* Problem statement
Every record below is to be retyped exactly.

(Data entries)
···

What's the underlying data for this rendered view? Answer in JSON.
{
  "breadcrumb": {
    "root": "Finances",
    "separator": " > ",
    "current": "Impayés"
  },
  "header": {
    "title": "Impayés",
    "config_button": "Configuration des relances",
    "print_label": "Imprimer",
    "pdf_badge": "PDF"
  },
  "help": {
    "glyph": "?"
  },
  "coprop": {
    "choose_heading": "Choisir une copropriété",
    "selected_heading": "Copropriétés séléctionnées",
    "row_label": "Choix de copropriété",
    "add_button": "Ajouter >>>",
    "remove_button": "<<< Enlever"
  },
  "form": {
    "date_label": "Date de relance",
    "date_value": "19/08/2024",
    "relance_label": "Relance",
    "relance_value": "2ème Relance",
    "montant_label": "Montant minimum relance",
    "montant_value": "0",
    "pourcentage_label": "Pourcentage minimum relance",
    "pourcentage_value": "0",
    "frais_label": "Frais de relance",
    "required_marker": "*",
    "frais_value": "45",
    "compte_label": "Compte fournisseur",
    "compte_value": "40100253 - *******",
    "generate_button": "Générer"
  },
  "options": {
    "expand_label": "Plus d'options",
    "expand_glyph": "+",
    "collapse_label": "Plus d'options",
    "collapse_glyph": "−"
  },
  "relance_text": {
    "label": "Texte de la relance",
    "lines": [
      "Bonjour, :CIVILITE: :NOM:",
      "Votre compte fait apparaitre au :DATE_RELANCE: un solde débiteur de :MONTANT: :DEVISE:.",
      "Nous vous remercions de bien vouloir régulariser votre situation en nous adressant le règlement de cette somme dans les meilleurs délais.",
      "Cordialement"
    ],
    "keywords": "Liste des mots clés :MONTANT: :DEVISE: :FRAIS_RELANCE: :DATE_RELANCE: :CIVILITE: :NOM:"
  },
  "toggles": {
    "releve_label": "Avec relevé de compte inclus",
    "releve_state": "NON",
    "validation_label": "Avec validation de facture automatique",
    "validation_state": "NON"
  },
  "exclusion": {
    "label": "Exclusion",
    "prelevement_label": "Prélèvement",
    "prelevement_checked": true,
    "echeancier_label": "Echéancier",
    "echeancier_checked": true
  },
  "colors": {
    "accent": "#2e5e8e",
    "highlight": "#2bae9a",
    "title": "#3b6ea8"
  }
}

···

* Response to the task
What's the underlying data for this rendered view? Answer in JSON.
{
  "breadcrumb": {
    "root": "Finances",
    "separator": " > ",
    "current": "Impayés"
  },
  "header": {
    "title": "Impayés",
    "config_button": "Configuration des relances",
    "print_label": "Imprimer",
    "pdf_badge": "PDF"
  },
  "help": {
    "glyph": "?"
  },
  "coprop": {
    "choose_heading": "Choisir une copropriété",
    "selected_heading": "Copropriétés séléctionnées",
    "row_label": "Choix de copropriété",
    "add_button": "Ajouter >>>",
    "remove_button": "<<< Enlever"
  },
  "form": {
    "date_label": "Date de relance",
    "date_value": "19/08/2024",
    "relance_label": "Relance",
    "relance_value": "2ème Relance",
    "montant_label": "Montant minimum relance",
    "montant_value": "0",
    "pourcentage_label": "Pourcentage minimum relance",
    "pourcentage_value": "0",
    "frais_label": "Frais de relance",
    "required_marker": "*",
    "frais_value": "45",
    "compte_label": "Compte fournisseur",
    "compte_value": "40100253 - *******",
    "generate_button": "Générer"
  },
  "options": {
    "expand_label": "Plus d'options",
    "expand_glyph": "+",
    "collapse_label": "Plus d'options",
    "collapse_glyph": "−"
  },
  "relance_text": {
    "label": "Texte de la relance",
    "lines": [
      "Bonjour, :CIVILITE: :NOM:",
      "Votre compte fait apparaitre au :DATE_RELANCE: un solde débiteur de :MONTANT: :DEVISE:.",
      "Nous vous remercions de bien vouloir régulariser votre situation en nous adressant le règlement de cette somme dans les meilleurs délais.",
      "Cordialement"
    ],
    "keywords": "Liste des mots clés :MONTANT: :DEVISE: :FRAIS_RELANCE: :DATE_RELANCE: :CIVILITE: :NOM:"
  },
  "toggles": {
    "releve_label": "Avec relevé de compte inclus",
    "releve_state": "NON",
    "validation_label": "Avec validation de facture automatique",
    "validation_state": "NON"
  },
  "exclusion": {
    "label": "Exclusion",
    "prelevement_label": "Prélèvement",
    "prelevement_checked": true,
    "echeancier_label": "Echéancier",
    "echeancier_checked": true
  },
  "colors": {
    "accent": "#2e5e8e",
    "highlight": "#2bae9a",
    "title": "#3b6ea8"
  }
}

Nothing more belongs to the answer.